SET EXERCISE – Reproduce every line of the data below without changing anything, but leave the pictures out of your answer.

DATA SHOWN –
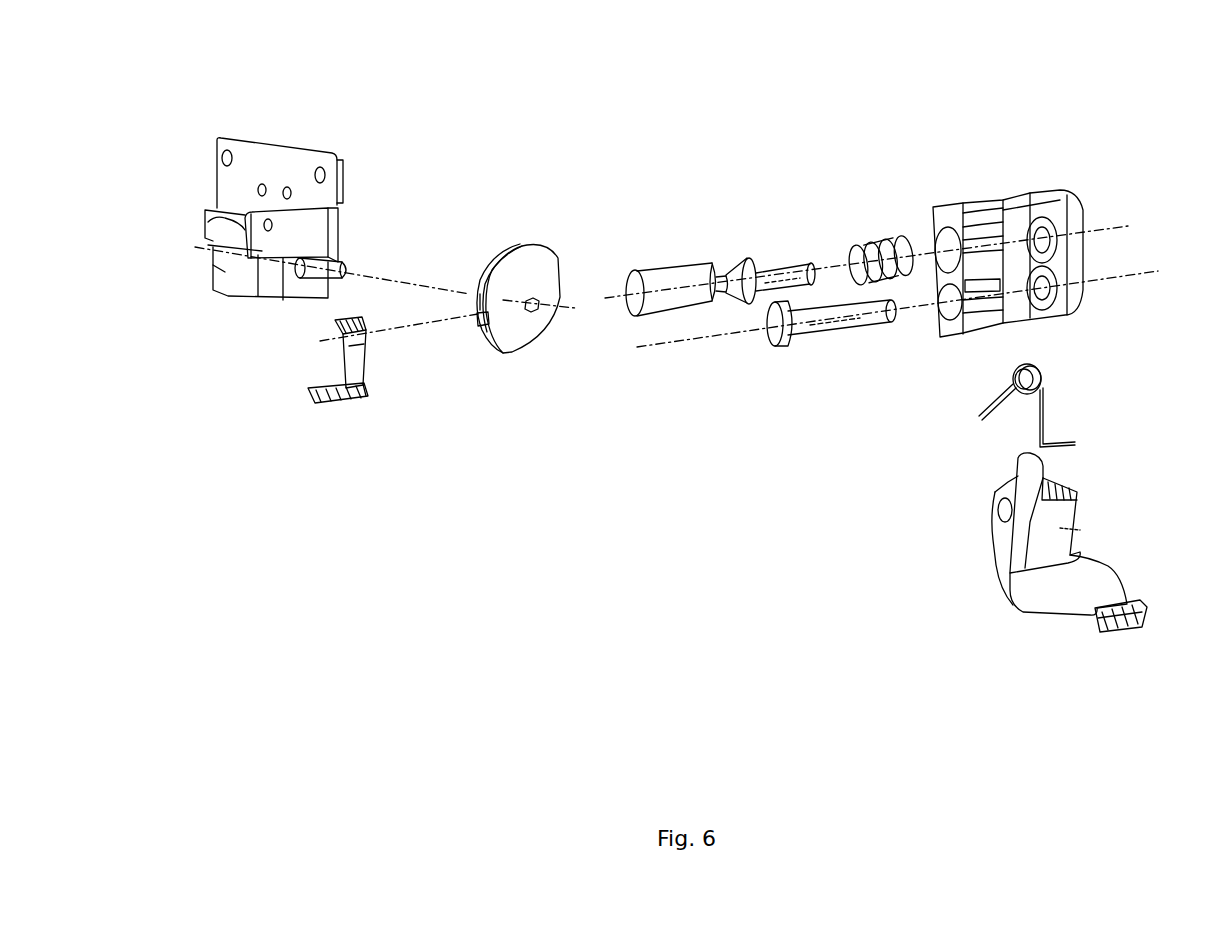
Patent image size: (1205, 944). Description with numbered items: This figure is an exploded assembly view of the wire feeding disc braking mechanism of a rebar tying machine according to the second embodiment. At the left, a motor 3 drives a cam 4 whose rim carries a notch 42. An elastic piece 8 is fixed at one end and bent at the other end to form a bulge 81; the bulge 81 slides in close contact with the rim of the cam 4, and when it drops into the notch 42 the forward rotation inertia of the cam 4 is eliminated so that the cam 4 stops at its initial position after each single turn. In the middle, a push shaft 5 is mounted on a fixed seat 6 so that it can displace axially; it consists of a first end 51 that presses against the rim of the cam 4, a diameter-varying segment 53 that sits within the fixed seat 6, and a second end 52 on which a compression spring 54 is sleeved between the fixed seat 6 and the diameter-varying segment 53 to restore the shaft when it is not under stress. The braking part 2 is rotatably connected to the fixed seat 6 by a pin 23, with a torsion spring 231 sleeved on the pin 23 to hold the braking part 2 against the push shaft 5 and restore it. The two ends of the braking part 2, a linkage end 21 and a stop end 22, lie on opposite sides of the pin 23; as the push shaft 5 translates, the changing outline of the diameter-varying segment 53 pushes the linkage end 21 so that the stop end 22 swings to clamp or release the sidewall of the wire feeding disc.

The braking part 2 is at (1080, 530).
The linkage end 21 is at (995, 492).
The stop end 22 is at (1110, 634).
The pin 23 is at (832, 325).
The torsion spring 231 is at (1043, 372).
The motor 3 is at (212, 290).
The cam 4 is at (528, 325).
The notch 42 is at (478, 325).
The push shaft 5 is at (662, 202).
The first end 51 is at (693, 277).
The second end 52 is at (792, 268).
The diameter-varying segment 53 is at (745, 263).
The compression spring 54 is at (898, 240).
The fixed seat 6 is at (1003, 203).
The elastic piece 8 is at (333, 392).
The bulge 81 is at (363, 390).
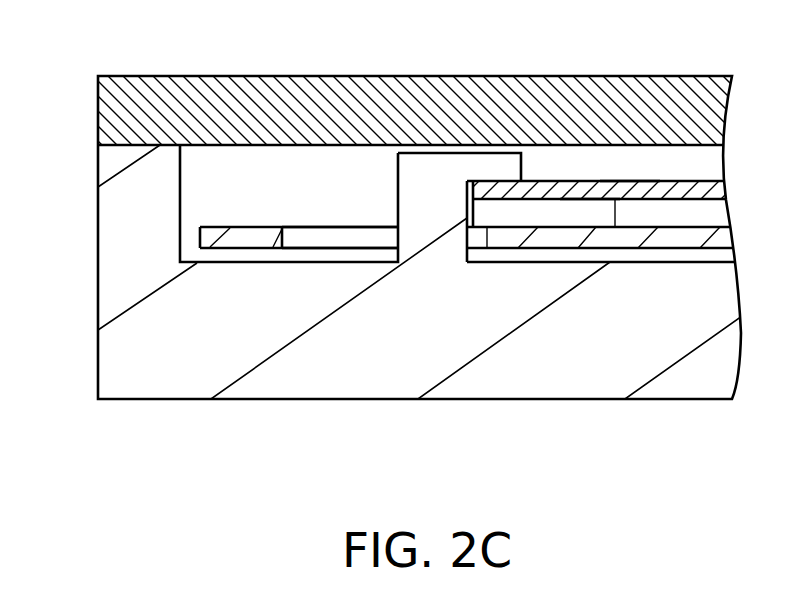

TASK RESULT –
Patent image size: (1205, 944). Description with numbered items: This figure is an exploded assembly view of the wire feeding disc braking mechanism of a rebar tying machine according to the second embodiment. At the left, a motor 3 drives a cam 4 whose rim carries a notch 42. An elastic piece 8 is fixed at one end and bent at the other end to form a bulge 81; the bulge 81 slides in close contact with the rim of the cam 4, and when it drops into the notch 42 the forward rotation inertia of the cam 4 is eliminated so that the cam 4 stops at its initial position after each single turn. In the middle, a push shaft 5 is mounted on a fixed seat 6 so that it can displace axially; it consists of a first end 51 that presses against the rim of the cam 4, a diameter-varying segment 53 that sits within the fixed seat 6, and a second end 52 on which a compression spring 54 is sleeved between the fixed seat 6 and the diameter-varying segment 53 to restore the shaft when it is not under stress. The braking part 2 is rotatably connected to the fixed seat 6 by a pin 23, with a torsion spring 231 sleeved on the pin 23 to hold the braking part 2 against the push shaft 5 and restore it. The two ends of the braking part 2, a linkage end 21 and a stop end 22, lie on opposite sides of the pin 23; as the push shaft 5 translates, the changing outline of the diameter-varying segment 53 pushes the linkage end 21 so that the stop end 22 swings to clamp or release the sidewall of the wire feeding disc.

The braking part 2 is at (1080, 530).
The linkage end 21 is at (995, 492).
The stop end 22 is at (1110, 634).
The pin 23 is at (832, 325).
The torsion spring 231 is at (1043, 372).
The motor 3 is at (212, 290).
The cam 4 is at (528, 325).
The notch 42 is at (478, 325).
The push shaft 5 is at (662, 202).
The first end 51 is at (693, 277).
The second end 52 is at (792, 268).
The diameter-varying segment 53 is at (745, 263).
The compression spring 54 is at (898, 240).
The fixed seat 6 is at (1003, 203).
The elastic piece 8 is at (333, 392).
The bulge 81 is at (363, 390).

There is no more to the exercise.